#### [Instructions for the task]
Filter the records below and copy every line containing the word "запросе".

* Start Material supplied *

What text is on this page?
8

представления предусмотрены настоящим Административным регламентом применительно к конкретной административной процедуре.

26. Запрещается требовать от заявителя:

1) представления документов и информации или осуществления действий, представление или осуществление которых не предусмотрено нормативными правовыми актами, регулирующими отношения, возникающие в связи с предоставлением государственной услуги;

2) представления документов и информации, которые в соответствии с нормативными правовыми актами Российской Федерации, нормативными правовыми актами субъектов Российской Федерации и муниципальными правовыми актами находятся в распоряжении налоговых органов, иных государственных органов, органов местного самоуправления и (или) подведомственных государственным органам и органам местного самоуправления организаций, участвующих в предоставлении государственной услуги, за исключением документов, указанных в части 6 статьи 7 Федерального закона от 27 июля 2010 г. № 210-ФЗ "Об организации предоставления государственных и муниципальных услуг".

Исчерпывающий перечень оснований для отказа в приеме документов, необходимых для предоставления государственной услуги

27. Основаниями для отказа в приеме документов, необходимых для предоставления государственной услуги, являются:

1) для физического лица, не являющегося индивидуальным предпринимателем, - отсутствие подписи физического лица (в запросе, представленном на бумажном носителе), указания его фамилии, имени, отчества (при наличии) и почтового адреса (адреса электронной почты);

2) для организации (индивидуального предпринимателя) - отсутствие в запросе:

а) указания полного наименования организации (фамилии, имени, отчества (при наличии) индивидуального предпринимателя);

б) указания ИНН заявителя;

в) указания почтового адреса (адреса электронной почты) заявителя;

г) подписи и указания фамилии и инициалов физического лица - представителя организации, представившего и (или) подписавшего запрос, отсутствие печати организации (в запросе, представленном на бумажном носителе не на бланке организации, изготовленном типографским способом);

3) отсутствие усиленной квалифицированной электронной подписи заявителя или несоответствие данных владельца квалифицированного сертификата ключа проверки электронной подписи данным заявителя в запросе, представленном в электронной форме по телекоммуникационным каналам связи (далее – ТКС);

* End Material supplied *

#### [Task result]
1) для физического лица, не являющегося индивидуальным предпринимателем, - отсутствие подписи физического лица (в запросе, представленном на бумажном носителе), указания его фамилии, имени, отчества (при наличии) и почтового адреса (адреса электронной почты);
2) для организации (индивидуального предпринимателя) - отсутствие в запросе:
г) подписи и указания фамилии и инициалов физического лица - представителя организации, представившего и (или) подписавшего запрос, отсутствие печати организации (в запросе, представленном на бумажном носителе не на бланке организации, изготовленном типографским способом);
3) отсутствие усиленной квалифицированной электронной подписи заявителя или несоответствие данных владельца квалифицированного сертификата ключа проверки электронной подписи данным заявителя в запросе, представленном в электронной форме по телекоммуникационным каналам связи (далее – ТКС);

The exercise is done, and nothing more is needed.